Problem description: Using the listing below, give again exactly the lines from the line with "Transcribe this image's" to the line with "What's the underlying", inclusive, without the pictures.

------ Provided entries ------

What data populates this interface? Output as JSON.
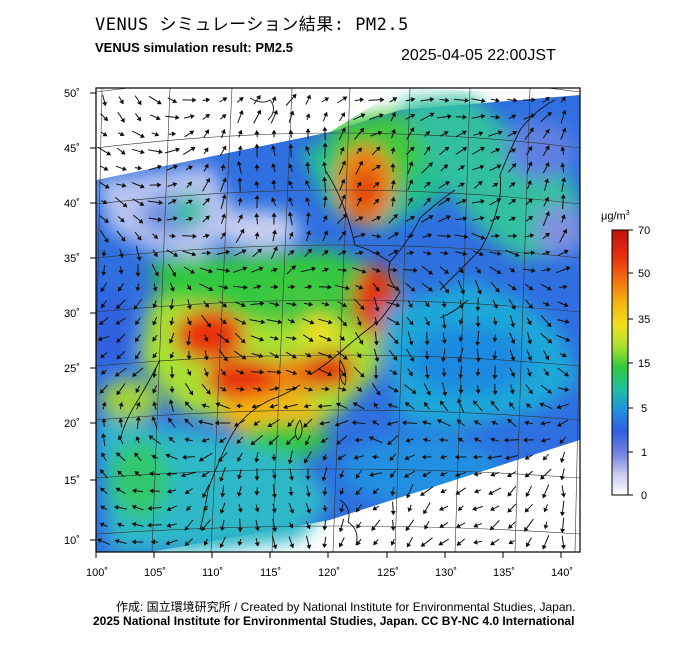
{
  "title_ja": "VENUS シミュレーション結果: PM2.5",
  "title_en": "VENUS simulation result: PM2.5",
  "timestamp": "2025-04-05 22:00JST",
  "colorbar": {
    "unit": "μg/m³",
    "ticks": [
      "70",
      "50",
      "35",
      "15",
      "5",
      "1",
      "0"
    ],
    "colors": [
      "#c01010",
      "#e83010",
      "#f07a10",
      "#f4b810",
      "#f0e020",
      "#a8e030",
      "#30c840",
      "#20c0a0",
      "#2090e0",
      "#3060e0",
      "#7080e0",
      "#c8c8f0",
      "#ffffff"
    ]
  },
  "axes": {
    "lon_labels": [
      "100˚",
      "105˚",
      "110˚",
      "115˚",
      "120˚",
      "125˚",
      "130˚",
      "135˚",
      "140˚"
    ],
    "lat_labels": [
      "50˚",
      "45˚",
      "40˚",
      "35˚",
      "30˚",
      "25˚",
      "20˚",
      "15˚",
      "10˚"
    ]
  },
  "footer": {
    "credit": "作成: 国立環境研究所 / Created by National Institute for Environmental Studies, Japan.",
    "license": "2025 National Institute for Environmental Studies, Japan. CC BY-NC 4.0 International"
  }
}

------
------ Provided entries ------

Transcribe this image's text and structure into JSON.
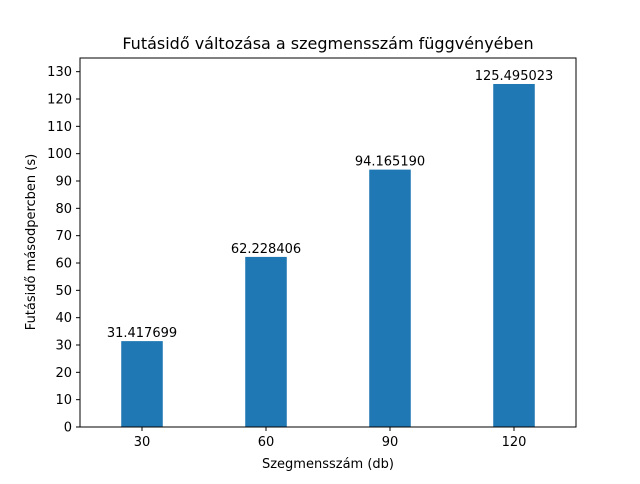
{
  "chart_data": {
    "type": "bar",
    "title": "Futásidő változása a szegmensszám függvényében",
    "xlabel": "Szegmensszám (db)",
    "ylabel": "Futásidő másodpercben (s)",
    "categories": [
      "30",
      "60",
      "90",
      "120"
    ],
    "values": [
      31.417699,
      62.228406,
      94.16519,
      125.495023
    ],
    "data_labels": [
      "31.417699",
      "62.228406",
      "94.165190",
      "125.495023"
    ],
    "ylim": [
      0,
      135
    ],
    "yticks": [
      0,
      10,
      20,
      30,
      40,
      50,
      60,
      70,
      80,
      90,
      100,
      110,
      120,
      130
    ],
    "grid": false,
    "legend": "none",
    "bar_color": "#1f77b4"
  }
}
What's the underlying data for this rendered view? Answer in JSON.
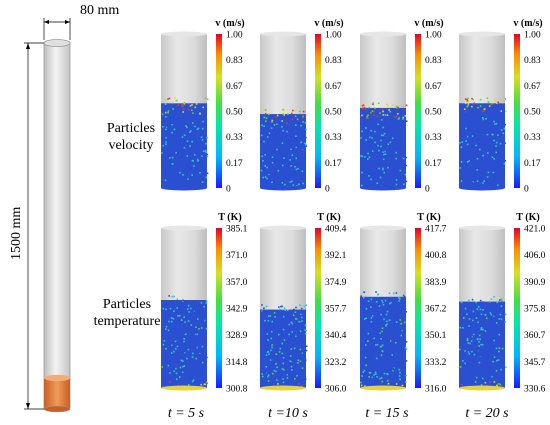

------

The solution:
Transcribe this image's text and structure into JSON.
{
  "chart_data": {
    "type": "bar",
    "title": "Futásidő változása a szegmensszám függvényében",
    "xlabel": "Szegmensszám (db)",
    "ylabel": "Futásidő másodpercben (s)",
    "categories": [
      "30",
      "60",
      "90",
      "120"
    ],
    "values": [
      31.417699,
      62.228406,
      94.16519,
      125.495023
    ],
    "data_labels": [
      "31.417699",
      "62.228406",
      "94.165190",
      "125.495023"
    ],
    "ylim": [
      0,
      135
    ],
    "yticks": [
      0,
      10,
      20,
      30,
      40,
      50,
      60,
      70,
      80,
      90,
      100,
      110,
      120,
      130
    ],
    "grid": false,
    "legend": "none",
    "bar_color": "#1f77b4"
  }
}
What's the underlying data for this rendered view? Answer in JSON.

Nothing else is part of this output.